▶ [RECORD EXTRACTS]

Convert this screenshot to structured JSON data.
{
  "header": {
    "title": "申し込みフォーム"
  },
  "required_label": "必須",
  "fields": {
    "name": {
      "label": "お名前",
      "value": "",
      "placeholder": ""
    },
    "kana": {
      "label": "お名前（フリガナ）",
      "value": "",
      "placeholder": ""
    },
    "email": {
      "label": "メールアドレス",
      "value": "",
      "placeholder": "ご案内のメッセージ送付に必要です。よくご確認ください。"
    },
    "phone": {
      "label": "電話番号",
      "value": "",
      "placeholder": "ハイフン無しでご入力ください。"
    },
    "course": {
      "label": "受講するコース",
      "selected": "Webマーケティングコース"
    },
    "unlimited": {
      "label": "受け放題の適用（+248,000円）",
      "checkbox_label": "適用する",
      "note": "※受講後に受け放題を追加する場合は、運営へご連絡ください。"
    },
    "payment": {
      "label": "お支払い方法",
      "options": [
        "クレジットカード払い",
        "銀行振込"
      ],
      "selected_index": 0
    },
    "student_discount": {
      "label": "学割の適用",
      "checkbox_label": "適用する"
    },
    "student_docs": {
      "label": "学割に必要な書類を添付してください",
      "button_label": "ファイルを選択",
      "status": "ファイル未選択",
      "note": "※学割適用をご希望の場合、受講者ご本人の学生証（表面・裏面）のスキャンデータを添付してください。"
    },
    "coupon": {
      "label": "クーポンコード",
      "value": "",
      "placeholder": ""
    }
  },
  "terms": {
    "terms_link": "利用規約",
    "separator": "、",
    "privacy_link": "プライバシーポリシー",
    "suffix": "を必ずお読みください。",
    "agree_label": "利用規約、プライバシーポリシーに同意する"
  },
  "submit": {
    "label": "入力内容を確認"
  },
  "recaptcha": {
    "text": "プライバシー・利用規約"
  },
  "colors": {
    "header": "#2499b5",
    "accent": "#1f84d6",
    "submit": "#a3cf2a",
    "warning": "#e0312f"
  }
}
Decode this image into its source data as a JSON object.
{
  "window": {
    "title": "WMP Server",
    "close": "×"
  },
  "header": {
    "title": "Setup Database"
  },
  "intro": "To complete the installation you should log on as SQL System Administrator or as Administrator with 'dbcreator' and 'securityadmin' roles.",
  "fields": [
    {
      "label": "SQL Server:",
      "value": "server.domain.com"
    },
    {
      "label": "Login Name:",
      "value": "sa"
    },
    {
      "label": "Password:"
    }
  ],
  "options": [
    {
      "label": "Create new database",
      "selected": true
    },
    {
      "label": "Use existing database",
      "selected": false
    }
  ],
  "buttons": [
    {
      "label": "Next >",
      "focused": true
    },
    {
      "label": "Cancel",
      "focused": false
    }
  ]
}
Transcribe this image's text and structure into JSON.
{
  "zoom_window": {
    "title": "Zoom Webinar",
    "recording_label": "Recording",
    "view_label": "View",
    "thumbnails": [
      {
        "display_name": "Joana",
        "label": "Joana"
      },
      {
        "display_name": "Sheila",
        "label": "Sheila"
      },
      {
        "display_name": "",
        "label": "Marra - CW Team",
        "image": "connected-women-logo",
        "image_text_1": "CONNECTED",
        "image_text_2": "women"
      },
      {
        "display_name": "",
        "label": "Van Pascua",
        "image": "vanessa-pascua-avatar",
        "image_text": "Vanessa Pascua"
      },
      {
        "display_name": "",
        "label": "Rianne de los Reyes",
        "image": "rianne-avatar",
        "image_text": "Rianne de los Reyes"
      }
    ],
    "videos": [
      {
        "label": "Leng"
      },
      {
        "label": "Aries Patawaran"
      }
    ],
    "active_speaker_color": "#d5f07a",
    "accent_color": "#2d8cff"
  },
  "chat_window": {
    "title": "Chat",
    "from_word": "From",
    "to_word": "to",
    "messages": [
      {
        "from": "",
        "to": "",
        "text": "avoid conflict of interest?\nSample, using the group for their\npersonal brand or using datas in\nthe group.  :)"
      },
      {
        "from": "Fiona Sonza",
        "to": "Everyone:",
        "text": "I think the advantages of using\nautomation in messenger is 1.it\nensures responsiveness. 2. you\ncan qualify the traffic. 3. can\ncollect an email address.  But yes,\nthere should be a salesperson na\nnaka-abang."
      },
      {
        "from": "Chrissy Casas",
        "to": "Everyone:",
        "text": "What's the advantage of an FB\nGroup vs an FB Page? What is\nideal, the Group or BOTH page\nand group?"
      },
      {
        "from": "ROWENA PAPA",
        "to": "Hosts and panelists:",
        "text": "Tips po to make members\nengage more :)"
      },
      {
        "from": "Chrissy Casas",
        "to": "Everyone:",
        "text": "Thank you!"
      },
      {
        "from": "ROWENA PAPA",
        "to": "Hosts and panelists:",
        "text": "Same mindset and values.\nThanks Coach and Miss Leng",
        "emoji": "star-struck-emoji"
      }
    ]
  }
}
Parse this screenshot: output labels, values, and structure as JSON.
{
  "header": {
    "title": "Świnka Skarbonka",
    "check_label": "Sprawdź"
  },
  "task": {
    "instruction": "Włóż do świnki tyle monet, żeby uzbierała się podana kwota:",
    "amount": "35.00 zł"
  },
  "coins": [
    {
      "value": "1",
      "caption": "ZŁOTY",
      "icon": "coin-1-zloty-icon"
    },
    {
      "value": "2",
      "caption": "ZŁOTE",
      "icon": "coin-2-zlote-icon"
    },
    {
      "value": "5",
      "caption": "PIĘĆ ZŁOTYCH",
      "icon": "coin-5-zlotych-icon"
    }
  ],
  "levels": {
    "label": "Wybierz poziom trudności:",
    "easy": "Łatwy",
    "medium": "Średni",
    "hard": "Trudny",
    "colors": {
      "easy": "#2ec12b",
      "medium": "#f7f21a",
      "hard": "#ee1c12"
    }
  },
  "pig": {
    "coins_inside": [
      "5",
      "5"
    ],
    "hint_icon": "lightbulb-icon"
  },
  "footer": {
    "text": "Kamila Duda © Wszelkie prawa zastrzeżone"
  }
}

▶ [STATED GOAL] Search the lines above for the string "Reyes" and copy each line that has it.

▶ [RESPONSE TO THE TASK]
        "label": "Rianne de los Reyes",
        "image_text": "Rianne de los Reyes"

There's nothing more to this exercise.